GIVEN PROBLEM: Reproduce all of the data below without alteration; exclude every picture.

* start GIVEN RECORDS *

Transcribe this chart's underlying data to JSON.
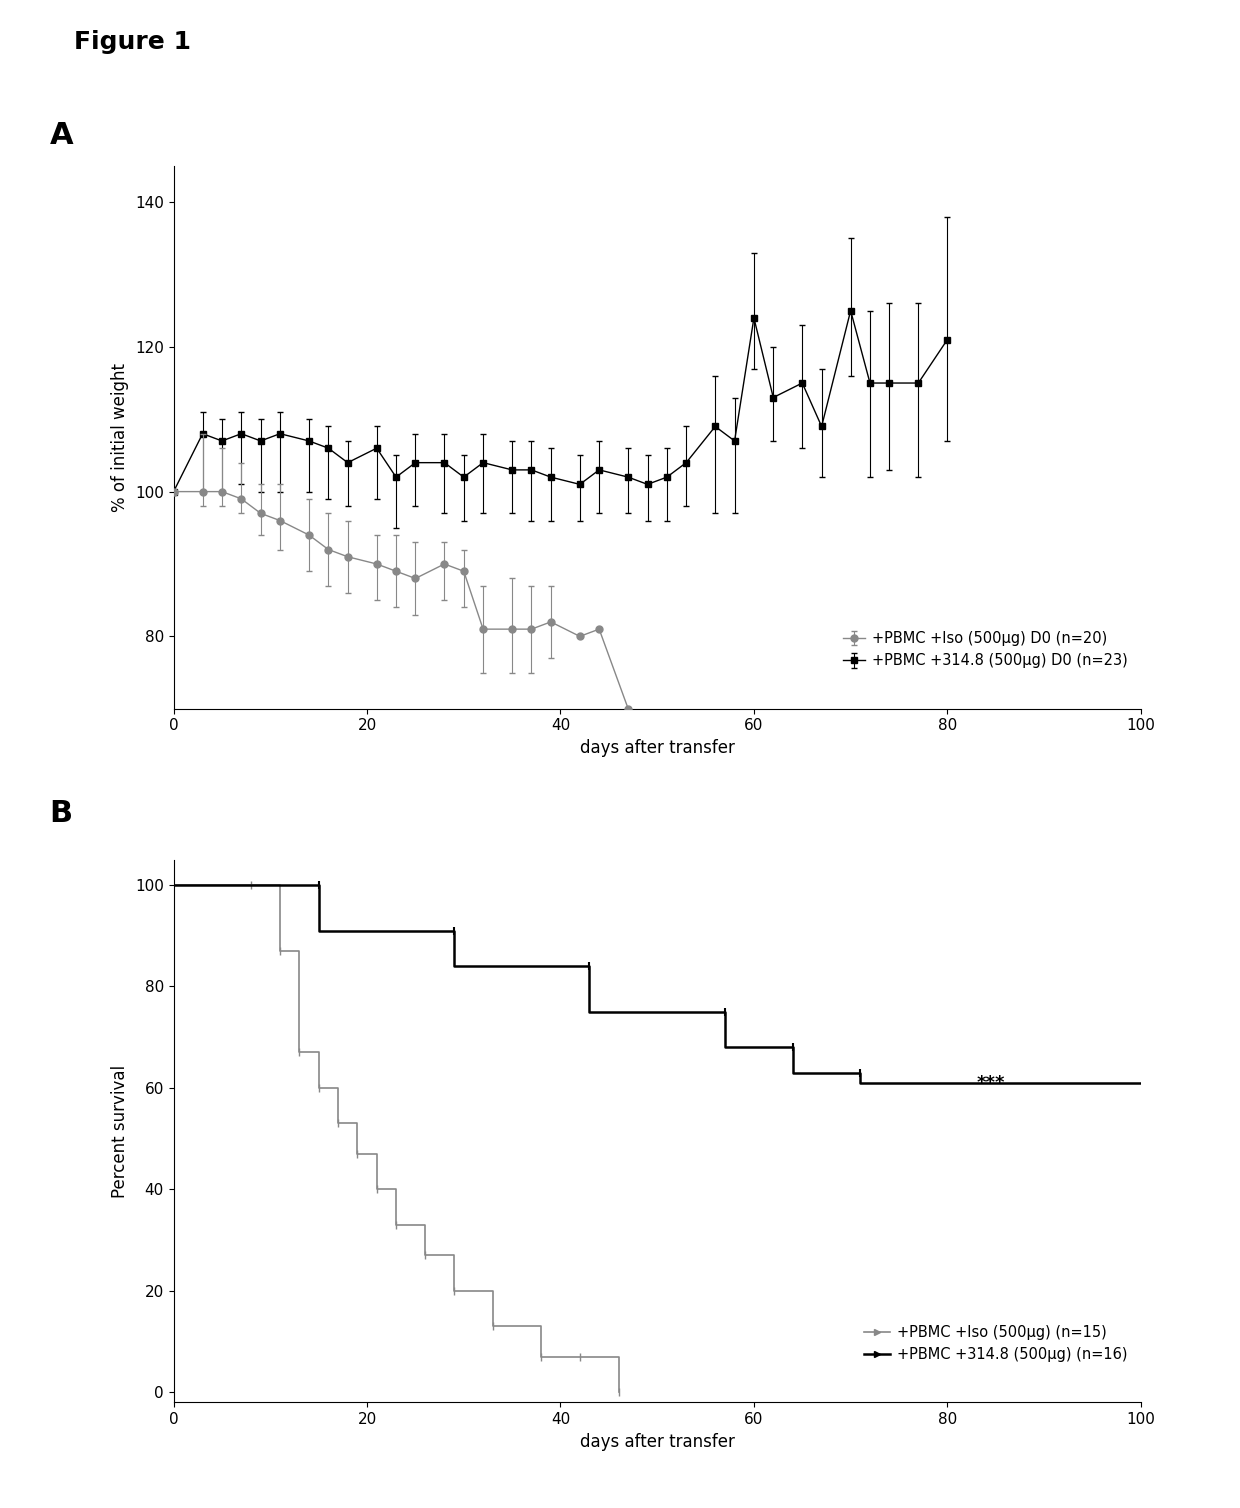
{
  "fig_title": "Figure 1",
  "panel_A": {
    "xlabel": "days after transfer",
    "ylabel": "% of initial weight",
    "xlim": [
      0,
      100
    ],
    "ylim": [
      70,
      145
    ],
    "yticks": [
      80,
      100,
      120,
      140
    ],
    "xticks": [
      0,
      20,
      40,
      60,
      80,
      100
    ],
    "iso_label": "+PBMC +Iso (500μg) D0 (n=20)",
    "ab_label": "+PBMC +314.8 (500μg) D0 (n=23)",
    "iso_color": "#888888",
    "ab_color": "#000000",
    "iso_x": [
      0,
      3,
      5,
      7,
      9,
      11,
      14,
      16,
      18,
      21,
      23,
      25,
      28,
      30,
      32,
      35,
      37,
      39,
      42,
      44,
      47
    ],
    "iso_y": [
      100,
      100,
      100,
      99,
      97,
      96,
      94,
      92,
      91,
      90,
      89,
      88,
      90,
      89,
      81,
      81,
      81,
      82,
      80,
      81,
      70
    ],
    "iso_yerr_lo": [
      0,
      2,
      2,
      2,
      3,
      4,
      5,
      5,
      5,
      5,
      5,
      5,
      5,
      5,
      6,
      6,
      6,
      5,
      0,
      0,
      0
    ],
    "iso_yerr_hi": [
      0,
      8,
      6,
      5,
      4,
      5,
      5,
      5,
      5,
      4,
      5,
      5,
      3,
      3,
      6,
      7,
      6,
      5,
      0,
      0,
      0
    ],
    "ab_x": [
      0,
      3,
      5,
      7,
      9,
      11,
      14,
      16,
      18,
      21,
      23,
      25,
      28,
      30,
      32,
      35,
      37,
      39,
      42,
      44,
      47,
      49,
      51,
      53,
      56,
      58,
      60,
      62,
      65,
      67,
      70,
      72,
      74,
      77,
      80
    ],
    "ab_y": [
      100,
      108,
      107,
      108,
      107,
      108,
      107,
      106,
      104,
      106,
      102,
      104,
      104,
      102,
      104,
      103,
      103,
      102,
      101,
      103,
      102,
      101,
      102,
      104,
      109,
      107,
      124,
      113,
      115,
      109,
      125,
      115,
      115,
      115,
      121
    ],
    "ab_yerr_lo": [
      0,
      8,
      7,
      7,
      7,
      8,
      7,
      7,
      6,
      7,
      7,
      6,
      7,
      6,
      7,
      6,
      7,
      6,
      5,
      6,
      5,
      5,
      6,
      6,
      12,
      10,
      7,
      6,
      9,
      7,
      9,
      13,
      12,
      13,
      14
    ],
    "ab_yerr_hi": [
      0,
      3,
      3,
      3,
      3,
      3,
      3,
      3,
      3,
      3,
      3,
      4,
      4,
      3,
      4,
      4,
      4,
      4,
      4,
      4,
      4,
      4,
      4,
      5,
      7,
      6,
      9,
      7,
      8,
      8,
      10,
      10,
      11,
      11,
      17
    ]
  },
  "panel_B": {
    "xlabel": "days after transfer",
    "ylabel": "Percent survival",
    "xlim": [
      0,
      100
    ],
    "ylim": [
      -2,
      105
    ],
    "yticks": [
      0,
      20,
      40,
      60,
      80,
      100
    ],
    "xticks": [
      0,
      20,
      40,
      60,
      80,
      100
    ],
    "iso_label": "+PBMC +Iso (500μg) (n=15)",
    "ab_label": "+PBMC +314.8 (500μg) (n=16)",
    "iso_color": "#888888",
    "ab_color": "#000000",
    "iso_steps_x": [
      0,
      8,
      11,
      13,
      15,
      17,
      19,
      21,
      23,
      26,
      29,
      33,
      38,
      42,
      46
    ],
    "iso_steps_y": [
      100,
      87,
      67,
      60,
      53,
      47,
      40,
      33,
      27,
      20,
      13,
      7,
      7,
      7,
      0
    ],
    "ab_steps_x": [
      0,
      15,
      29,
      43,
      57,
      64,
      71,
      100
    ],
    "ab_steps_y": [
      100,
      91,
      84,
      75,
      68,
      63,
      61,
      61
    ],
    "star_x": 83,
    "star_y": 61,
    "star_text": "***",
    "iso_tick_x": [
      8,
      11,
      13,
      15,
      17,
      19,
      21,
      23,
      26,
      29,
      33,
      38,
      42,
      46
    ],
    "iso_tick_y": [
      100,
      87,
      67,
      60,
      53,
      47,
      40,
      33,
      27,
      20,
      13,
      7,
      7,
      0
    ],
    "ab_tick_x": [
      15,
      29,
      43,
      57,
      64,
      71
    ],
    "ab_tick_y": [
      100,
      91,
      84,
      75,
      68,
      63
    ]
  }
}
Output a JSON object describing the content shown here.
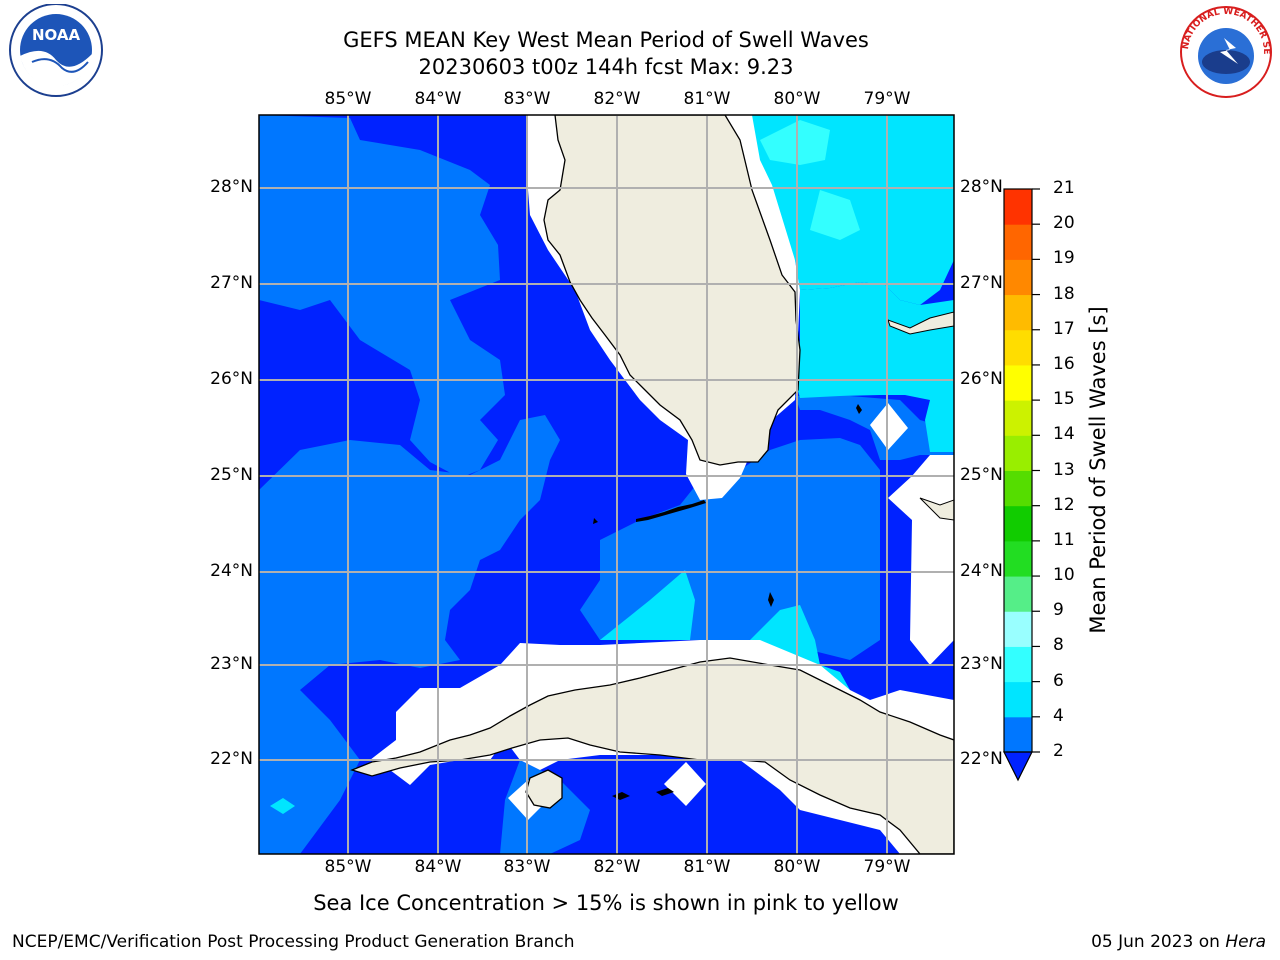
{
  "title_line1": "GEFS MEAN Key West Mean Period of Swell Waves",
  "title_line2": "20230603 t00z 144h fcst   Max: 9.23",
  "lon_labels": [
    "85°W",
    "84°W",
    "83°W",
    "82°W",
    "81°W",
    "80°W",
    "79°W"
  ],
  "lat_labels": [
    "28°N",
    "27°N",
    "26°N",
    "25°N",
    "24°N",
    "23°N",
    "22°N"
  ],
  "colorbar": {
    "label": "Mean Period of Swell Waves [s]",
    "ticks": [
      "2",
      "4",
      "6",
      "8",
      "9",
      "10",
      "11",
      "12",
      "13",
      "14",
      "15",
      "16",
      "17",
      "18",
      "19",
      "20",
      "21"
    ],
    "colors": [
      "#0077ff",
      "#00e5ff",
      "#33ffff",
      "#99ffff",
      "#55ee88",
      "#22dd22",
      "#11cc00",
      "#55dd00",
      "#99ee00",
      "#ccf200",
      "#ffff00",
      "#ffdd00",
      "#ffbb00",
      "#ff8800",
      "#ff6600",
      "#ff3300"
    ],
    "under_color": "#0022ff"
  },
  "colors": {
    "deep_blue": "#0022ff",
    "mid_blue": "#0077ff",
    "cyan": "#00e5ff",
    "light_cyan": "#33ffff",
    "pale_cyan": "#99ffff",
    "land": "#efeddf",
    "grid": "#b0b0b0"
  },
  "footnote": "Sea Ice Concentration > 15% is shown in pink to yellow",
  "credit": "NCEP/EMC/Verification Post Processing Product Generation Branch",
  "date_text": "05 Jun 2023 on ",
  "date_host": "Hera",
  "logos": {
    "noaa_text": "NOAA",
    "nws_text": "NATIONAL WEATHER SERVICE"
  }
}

* end GIVEN RECORDS *

FULL RESPONSE:
Transcribe this chart's underlying data to JSON.
{
  "fig_title": "Figure 1",
  "panel_A": {
    "xlabel": "days after transfer",
    "ylabel": "% of initial weight",
    "xlim": [
      0,
      100
    ],
    "ylim": [
      70,
      145
    ],
    "yticks": [
      80,
      100,
      120,
      140
    ],
    "xticks": [
      0,
      20,
      40,
      60,
      80,
      100
    ],
    "iso_label": "+PBMC +Iso (500μg) D0 (n=20)",
    "ab_label": "+PBMC +314.8 (500μg) D0 (n=23)",
    "iso_color": "#888888",
    "ab_color": "#000000",
    "iso_x": [
      0,
      3,
      5,
      7,
      9,
      11,
      14,
      16,
      18,
      21,
      23,
      25,
      28,
      30,
      32,
      35,
      37,
      39,
      42,
      44,
      47
    ],
    "iso_y": [
      100,
      100,
      100,
      99,
      97,
      96,
      94,
      92,
      91,
      90,
      89,
      88,
      90,
      89,
      81,
      81,
      81,
      82,
      80,
      81,
      70
    ],
    "iso_yerr_lo": [
      0,
      2,
      2,
      2,
      3,
      4,
      5,
      5,
      5,
      5,
      5,
      5,
      5,
      5,
      6,
      6,
      6,
      5,
      0,
      0,
      0
    ],
    "iso_yerr_hi": [
      0,
      8,
      6,
      5,
      4,
      5,
      5,
      5,
      5,
      4,
      5,
      5,
      3,
      3,
      6,
      7,
      6,
      5,
      0,
      0,
      0
    ],
    "ab_x": [
      0,
      3,
      5,
      7,
      9,
      11,
      14,
      16,
      18,
      21,
      23,
      25,
      28,
      30,
      32,
      35,
      37,
      39,
      42,
      44,
      47,
      49,
      51,
      53,
      56,
      58,
      60,
      62,
      65,
      67,
      70,
      72,
      74,
      77,
      80
    ],
    "ab_y": [
      100,
      108,
      107,
      108,
      107,
      108,
      107,
      106,
      104,
      106,
      102,
      104,
      104,
      102,
      104,
      103,
      103,
      102,
      101,
      103,
      102,
      101,
      102,
      104,
      109,
      107,
      124,
      113,
      115,
      109,
      125,
      115,
      115,
      115,
      121
    ],
    "ab_yerr_lo": [
      0,
      8,
      7,
      7,
      7,
      8,
      7,
      7,
      6,
      7,
      7,
      6,
      7,
      6,
      7,
      6,
      7,
      6,
      5,
      6,
      5,
      5,
      6,
      6,
      12,
      10,
      7,
      6,
      9,
      7,
      9,
      13,
      12,
      13,
      14
    ],
    "ab_yerr_hi": [
      0,
      3,
      3,
      3,
      3,
      3,
      3,
      3,
      3,
      3,
      3,
      4,
      4,
      3,
      4,
      4,
      4,
      4,
      4,
      4,
      4,
      4,
      4,
      5,
      7,
      6,
      9,
      7,
      8,
      8,
      10,
      10,
      11,
      11,
      17
    ]
  },
  "panel_B": {
    "xlabel": "days after transfer",
    "ylabel": "Percent survival",
    "xlim": [
      0,
      100
    ],
    "ylim": [
      -2,
      105
    ],
    "yticks": [
      0,
      20,
      40,
      60,
      80,
      100
    ],
    "xticks": [
      0,
      20,
      40,
      60,
      80,
      100
    ],
    "iso_label": "+PBMC +Iso (500μg) (n=15)",
    "ab_label": "+PBMC +314.8 (500μg) (n=16)",
    "iso_color": "#888888",
    "ab_color": "#000000",
    "iso_steps_x": [
      0,
      8,
      11,
      13,
      15,
      17,
      19,
      21,
      23,
      26,
      29,
      33,
      38,
      42,
      46
    ],
    "iso_steps_y": [
      100,
      87,
      67,
      60,
      53,
      47,
      40,
      33,
      27,
      20,
      13,
      7,
      7,
      7,
      0
    ],
    "ab_steps_x": [
      0,
      15,
      29,
      43,
      57,
      64,
      71,
      100
    ],
    "ab_steps_y": [
      100,
      91,
      84,
      75,
      68,
      63,
      61,
      61
    ],
    "star_x": 83,
    "star_y": 61,
    "star_text": "***",
    "iso_tick_x": [
      8,
      11,
      13,
      15,
      17,
      19,
      21,
      23,
      26,
      29,
      33,
      38,
      42,
      46
    ],
    "iso_tick_y": [
      100,
      87,
      67,
      60,
      53,
      47,
      40,
      33,
      27,
      20,
      13,
      7,
      7,
      0
    ],
    "ab_tick_x": [
      15,
      29,
      43,
      57,
      64,
      71
    ],
    "ab_tick_y": [
      100,
      91,
      84,
      75,
      68,
      63
    ]
  }
}
Output a JSON object describing the content shown here.
{
  "title_line1": "GEFS MEAN Key West Mean Period of Swell Waves",
  "title_line2": "20230603 t00z 144h fcst   Max: 9.23",
  "lon_labels": [
    "85°W",
    "84°W",
    "83°W",
    "82°W",
    "81°W",
    "80°W",
    "79°W"
  ],
  "lat_labels": [
    "28°N",
    "27°N",
    "26°N",
    "25°N",
    "24°N",
    "23°N",
    "22°N"
  ],
  "colorbar": {
    "label": "Mean Period of Swell Waves [s]",
    "ticks": [
      "2",
      "4",
      "6",
      "8",
      "9",
      "10",
      "11",
      "12",
      "13",
      "14",
      "15",
      "16",
      "17",
      "18",
      "19",
      "20",
      "21"
    ],
    "colors": [
      "#0077ff",
      "#00e5ff",
      "#33ffff",
      "#99ffff",
      "#55ee88",
      "#22dd22",
      "#11cc00",
      "#55dd00",
      "#99ee00",
      "#ccf200",
      "#ffff00",
      "#ffdd00",
      "#ffbb00",
      "#ff8800",
      "#ff6600",
      "#ff3300"
    ],
    "under_color": "#0022ff"
  },
  "colors": {
    "deep_blue": "#0022ff",
    "mid_blue": "#0077ff",
    "cyan": "#00e5ff",
    "light_cyan": "#33ffff",
    "pale_cyan": "#99ffff",
    "land": "#efeddf",
    "grid": "#b0b0b0"
  },
  "footnote": "Sea Ice Concentration > 15% is shown in pink to yellow",
  "credit": "NCEP/EMC/Verification Post Processing Product Generation Branch",
  "date_text": "05 Jun 2023 on ",
  "date_host": "Hera",
  "logos": {
    "noaa_text": "NOAA",
    "nws_text": "NATIONAL WEATHER SERVICE"
  }
}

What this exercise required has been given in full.